WHAT YOU ARE ASKED TO DO:
Every line of the records must be repeated exactly; pictures stay out.
━━━ DATA LISTING ━━━
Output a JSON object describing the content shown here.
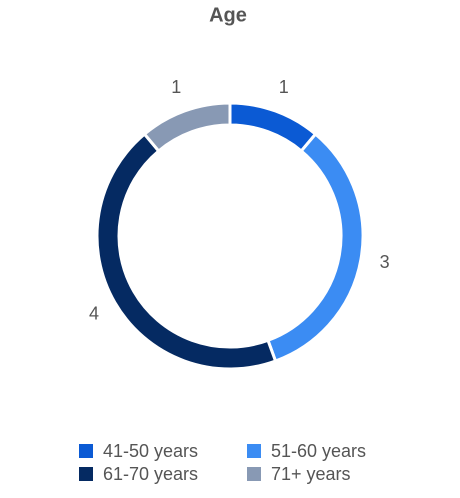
{
  "chart_data": {
    "type": "donut",
    "title": "Age",
    "categories": [
      "41-50 years",
      "51-60 years",
      "61-70 years",
      "71+ years"
    ],
    "values": [
      1,
      3,
      4,
      1
    ],
    "colors": [
      "#0b5ad4",
      "#3b8cf3",
      "#052a62",
      "#8899b4"
    ],
    "legend": "bottom"
  }
}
━━━
RESPONSE TO THE EXERCISE:
Output a JSON object describing the content shown here.
{
  "chart_data": {
    "type": "donut",
    "title": "Age",
    "categories": [
      "41-50 years",
      "51-60 years",
      "61-70 years",
      "71+ years"
    ],
    "values": [
      1,
      3,
      4,
      1
    ],
    "colors": [
      "#0b5ad4",
      "#3b8cf3",
      "#052a62",
      "#8899b4"
    ],
    "legend": "bottom"
  }
}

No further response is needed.